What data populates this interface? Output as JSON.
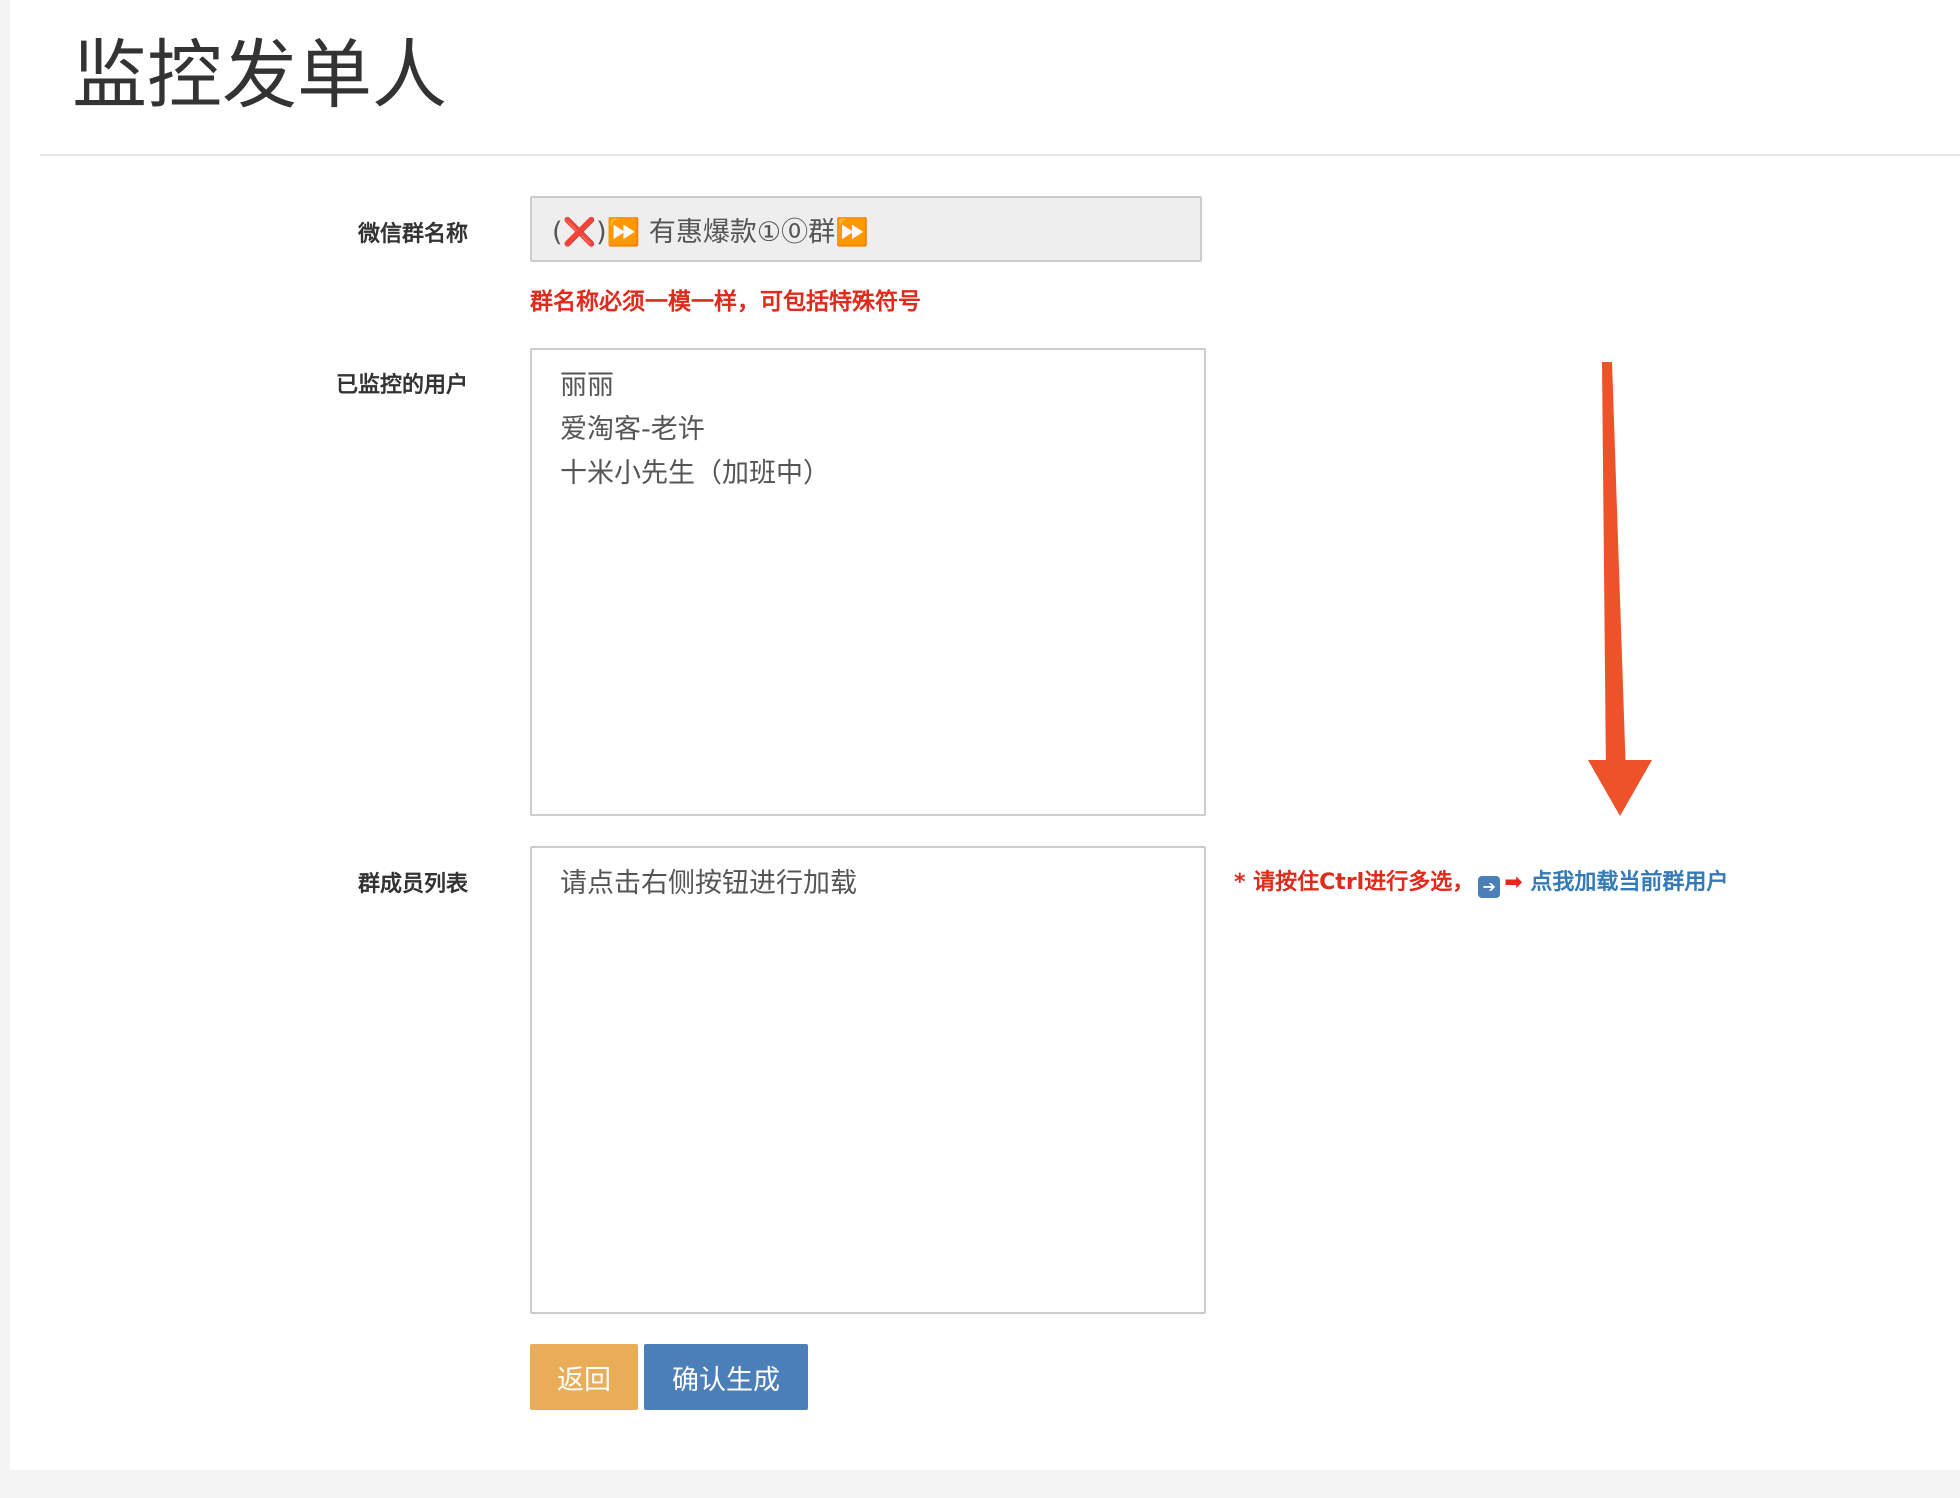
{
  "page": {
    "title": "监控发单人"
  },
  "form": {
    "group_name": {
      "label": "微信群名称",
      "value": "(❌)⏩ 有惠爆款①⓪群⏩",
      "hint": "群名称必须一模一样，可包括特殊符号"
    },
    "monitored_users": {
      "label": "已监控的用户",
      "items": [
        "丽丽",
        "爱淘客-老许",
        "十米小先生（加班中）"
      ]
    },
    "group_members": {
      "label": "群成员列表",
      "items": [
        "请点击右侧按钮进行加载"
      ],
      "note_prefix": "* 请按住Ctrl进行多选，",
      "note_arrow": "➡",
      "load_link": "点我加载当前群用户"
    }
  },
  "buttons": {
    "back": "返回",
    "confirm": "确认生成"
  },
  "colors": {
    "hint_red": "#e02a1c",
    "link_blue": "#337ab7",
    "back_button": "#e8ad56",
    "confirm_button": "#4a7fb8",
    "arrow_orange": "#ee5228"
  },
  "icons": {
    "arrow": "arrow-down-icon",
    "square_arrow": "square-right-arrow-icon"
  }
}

-=-=-

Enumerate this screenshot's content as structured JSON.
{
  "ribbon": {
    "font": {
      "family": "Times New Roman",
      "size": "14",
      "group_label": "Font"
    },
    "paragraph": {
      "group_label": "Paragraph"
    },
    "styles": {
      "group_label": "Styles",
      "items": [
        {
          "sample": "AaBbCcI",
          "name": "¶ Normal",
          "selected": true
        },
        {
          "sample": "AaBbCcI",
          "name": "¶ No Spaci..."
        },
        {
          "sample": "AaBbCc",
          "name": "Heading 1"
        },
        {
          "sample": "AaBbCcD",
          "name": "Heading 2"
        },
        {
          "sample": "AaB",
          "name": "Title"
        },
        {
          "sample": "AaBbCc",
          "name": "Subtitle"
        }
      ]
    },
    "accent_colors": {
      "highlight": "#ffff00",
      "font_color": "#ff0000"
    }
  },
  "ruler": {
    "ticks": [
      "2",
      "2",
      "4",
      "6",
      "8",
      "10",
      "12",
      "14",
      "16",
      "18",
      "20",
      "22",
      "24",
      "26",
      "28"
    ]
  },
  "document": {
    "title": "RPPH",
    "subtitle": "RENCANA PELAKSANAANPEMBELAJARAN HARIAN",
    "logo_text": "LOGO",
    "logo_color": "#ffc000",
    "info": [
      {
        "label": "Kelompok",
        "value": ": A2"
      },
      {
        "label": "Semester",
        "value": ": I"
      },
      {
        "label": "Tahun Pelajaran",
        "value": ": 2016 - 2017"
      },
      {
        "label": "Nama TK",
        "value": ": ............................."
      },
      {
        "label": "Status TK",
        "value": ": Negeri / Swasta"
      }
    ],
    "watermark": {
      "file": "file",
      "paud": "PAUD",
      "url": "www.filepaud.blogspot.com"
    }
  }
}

-=-=-

**STATED EXERCISE:** Copy every line of the data that holds the string "value".

**CORRECT RESPONSE:**
      "value": "(❌)⏩ 有惠爆款①⓪群⏩",
        "value": ": A2"
        "value": ": I"
        "value": ": 2016 - 2017"
        "value": ": ............................."
        "value": ": Negeri / Swasta"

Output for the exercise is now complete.